─── Materials provided ───
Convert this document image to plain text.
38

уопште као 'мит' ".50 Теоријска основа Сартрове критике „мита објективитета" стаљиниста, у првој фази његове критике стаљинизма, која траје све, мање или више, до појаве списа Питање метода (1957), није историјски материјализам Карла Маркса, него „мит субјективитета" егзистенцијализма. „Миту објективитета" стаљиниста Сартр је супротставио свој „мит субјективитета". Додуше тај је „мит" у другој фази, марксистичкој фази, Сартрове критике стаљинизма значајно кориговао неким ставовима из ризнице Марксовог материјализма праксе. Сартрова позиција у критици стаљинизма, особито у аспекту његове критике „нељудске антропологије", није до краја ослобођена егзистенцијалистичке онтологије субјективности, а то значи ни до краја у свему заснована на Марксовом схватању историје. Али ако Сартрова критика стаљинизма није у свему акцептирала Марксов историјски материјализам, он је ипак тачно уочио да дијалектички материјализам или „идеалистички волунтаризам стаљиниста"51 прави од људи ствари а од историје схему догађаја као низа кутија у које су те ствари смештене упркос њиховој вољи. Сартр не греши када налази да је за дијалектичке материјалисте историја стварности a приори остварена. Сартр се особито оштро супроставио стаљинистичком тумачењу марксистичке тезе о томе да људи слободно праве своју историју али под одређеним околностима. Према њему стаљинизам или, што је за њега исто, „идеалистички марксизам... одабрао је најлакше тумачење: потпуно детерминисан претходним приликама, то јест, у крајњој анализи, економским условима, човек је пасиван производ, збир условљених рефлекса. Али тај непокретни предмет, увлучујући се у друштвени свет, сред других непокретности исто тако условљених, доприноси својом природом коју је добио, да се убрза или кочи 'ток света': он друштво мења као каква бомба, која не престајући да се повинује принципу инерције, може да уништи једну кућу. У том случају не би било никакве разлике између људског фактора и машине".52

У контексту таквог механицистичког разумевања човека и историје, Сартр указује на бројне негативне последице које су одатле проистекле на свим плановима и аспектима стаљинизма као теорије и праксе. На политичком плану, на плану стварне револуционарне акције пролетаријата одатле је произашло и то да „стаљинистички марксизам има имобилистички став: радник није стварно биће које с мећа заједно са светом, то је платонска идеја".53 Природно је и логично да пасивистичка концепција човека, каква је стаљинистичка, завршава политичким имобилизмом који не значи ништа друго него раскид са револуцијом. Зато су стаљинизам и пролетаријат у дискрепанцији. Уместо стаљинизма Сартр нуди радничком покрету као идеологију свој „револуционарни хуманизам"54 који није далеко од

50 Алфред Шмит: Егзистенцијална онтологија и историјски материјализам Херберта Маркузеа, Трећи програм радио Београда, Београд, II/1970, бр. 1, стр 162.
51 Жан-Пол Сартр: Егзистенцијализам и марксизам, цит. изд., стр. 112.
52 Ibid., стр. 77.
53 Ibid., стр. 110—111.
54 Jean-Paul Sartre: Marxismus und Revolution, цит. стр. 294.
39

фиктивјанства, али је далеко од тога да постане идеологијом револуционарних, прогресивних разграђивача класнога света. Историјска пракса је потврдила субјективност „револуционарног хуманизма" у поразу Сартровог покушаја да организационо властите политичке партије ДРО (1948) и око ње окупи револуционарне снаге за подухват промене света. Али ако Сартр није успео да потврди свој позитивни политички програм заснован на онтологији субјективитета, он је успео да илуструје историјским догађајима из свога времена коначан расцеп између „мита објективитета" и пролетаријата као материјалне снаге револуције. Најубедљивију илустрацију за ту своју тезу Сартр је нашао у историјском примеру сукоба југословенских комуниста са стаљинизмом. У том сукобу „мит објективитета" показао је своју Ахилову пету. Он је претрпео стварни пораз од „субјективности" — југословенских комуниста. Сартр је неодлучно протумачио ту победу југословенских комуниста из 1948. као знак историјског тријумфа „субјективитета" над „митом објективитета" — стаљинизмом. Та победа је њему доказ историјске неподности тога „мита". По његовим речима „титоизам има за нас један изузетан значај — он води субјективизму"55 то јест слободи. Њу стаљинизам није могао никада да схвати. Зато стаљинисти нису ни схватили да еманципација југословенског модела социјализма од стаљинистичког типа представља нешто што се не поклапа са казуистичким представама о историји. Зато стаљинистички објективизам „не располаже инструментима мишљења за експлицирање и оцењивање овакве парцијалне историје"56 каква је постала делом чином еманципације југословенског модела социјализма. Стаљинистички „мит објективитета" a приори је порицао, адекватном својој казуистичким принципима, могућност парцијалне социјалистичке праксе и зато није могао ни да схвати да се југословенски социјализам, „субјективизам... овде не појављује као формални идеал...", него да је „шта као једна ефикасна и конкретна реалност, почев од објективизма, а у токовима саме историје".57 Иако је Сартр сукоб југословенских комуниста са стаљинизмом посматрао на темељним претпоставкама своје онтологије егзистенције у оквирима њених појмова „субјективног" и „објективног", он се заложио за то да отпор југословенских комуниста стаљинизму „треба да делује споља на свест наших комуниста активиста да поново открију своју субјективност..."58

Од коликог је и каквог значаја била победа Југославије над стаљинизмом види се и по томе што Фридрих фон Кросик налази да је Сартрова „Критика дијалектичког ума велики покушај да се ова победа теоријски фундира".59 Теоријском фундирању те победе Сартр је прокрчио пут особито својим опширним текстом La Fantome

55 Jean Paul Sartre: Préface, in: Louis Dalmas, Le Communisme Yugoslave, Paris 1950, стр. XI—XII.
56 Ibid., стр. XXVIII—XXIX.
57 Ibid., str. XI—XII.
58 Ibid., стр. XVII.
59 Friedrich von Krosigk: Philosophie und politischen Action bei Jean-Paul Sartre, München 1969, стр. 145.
───
▶ Given instruction
Determine how many lines above contain "Sartre" as a word or string. Give the number alone.

▶ In response
3